Your objective>
Reproduce every line of the listing as written, apart from the pictures.

Data provided>
------------------------------------------------------------

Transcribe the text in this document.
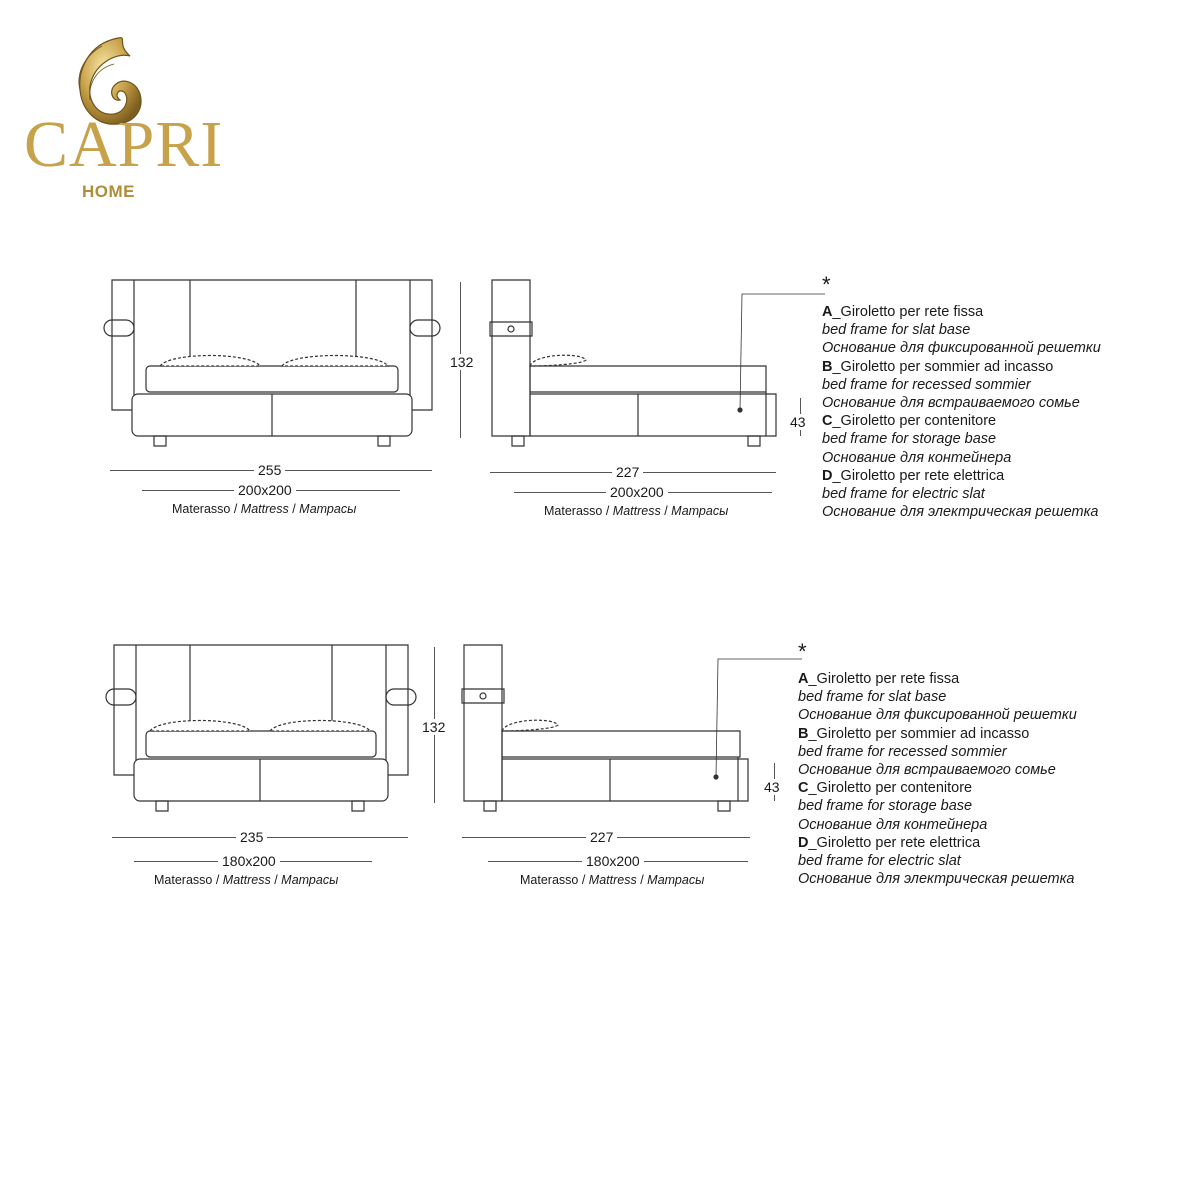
CAPRI
HOME
132
255
200x200
Materasso / Mattress / Матрасы
43
227
200x200
Materasso / Mattress / Матрасы
*
A_Giroletto per rete fissa
bed frame for slat base
Основание для фиксированной решетки
B_Giroletto per sommier ad incasso
bed frame for recessed sommier
Основание для встраиваемого сомье
C_Giroletto per contenitore
bed frame for storage base
Основание для контейнера
D_Giroletto per rete elettrica
bed frame for electric slat
Основание для электрическая решетка
132
235
180x200
Materasso / Mattress / Матрасы
43
227
180x200
Materasso / Mattress / Матрасы
*
A_Giroletto per rete fissa
bed frame for slat base
Основание для фиксированной решетки
B_Giroletto per sommier ad incasso
bed frame for recessed sommier
Основание для встраиваемого сомье
C_Giroletto per contenitore
bed frame for storage base
Основание для контейнера
D_Giroletto per rete elettrica
bed frame for electric slat
Основание для электрическая решетка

------------------------------------------------------------

Reply to the task>
Transcribe the text in this document.
CAPRI
HOME
132
255
200x200
Materasso / Mattress / Матрасы
43
227
200x200
Materasso / Mattress / Матрасы
*
A_Giroletto per rete fissa
bed frame for slat base
Основание для фиксированной решетки
B_Giroletto per sommier ad incasso
bed frame for recessed sommier
Основание для встраиваемого сомье
C_Giroletto per contenitore
bed frame for storage base
Основание для контейнера
D_Giroletto per rete elettrica
bed frame for electric slat
Основание для электрическая решетка
132
235
180x200
Materasso / Mattress / Матрасы
43
227
180x200
Materasso / Mattress / Матрасы
*
A_Giroletto per rete fissa
bed frame for slat base
Основание для фиксированной решетки
B_Giroletto per sommier ad incasso
bed frame for recessed sommier
Основание для встраиваемого сомье
C_Giroletto per contenitore
bed frame for storage base
Основание для контейнера
D_Giroletto per rete elettrica
bed frame for electric slat
Основание для электрическая решетка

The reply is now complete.